**To be done:** Show each line that has the string "которых" in it.

**Given records:**

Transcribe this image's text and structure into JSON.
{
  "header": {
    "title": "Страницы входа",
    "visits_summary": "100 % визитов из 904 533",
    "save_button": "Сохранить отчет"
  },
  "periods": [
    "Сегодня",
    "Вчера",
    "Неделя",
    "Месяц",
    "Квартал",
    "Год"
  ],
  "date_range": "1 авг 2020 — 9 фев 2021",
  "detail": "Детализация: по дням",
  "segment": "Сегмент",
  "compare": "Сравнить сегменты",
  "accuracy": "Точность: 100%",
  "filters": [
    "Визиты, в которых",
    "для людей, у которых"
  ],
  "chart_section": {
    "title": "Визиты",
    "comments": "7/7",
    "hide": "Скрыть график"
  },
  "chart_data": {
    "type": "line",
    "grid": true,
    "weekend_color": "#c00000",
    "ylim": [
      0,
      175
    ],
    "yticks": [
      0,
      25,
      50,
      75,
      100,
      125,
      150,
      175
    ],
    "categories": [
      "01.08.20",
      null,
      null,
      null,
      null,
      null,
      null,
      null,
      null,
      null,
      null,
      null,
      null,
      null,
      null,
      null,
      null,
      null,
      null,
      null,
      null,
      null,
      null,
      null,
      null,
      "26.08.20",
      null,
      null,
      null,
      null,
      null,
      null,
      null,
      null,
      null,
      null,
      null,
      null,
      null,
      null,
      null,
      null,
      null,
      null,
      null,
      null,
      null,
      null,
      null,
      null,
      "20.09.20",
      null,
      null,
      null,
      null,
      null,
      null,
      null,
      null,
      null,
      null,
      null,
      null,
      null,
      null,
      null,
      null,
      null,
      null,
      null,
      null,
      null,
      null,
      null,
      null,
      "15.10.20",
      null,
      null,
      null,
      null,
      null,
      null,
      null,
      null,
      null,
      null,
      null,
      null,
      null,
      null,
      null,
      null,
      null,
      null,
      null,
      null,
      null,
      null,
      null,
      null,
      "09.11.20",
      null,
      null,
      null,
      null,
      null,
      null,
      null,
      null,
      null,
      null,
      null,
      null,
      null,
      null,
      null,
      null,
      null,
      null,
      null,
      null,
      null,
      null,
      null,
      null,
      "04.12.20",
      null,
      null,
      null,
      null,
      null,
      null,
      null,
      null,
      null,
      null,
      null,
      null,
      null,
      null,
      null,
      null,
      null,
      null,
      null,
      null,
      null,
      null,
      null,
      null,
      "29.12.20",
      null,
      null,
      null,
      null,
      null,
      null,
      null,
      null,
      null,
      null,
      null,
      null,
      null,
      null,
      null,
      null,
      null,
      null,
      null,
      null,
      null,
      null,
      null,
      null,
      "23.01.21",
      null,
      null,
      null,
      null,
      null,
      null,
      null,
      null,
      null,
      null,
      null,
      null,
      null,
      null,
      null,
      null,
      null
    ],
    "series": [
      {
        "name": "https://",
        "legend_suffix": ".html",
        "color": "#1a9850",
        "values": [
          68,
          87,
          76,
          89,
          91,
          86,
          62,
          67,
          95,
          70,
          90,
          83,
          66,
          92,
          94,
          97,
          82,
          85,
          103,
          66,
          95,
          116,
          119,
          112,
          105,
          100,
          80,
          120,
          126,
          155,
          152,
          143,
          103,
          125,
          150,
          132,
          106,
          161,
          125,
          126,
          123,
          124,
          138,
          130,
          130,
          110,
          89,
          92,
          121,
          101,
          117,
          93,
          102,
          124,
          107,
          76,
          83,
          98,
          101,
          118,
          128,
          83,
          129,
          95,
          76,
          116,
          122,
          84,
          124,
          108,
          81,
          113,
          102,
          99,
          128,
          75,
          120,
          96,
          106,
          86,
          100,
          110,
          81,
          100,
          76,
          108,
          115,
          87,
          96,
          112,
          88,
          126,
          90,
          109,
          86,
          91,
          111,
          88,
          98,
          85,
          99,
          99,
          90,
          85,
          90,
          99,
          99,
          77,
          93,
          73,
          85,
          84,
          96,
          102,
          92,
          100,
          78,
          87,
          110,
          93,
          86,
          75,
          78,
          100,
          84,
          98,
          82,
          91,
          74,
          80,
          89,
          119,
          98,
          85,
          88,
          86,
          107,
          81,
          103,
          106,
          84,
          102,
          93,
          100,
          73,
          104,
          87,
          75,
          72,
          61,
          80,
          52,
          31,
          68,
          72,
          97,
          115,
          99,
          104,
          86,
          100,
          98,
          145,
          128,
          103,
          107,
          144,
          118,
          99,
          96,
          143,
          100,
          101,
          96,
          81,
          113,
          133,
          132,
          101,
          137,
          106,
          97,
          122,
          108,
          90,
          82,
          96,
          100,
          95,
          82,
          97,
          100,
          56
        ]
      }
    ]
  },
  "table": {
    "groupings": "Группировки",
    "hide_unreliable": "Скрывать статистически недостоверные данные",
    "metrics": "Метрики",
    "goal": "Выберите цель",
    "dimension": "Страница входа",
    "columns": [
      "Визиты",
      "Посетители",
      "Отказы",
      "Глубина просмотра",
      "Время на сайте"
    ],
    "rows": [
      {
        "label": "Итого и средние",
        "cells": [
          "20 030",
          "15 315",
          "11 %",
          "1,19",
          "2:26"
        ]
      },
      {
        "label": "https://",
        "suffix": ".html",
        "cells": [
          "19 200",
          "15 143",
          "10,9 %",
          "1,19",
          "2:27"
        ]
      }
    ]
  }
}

**Result of this task:**
    "Визиты, в которых",
    "для людей, у которых"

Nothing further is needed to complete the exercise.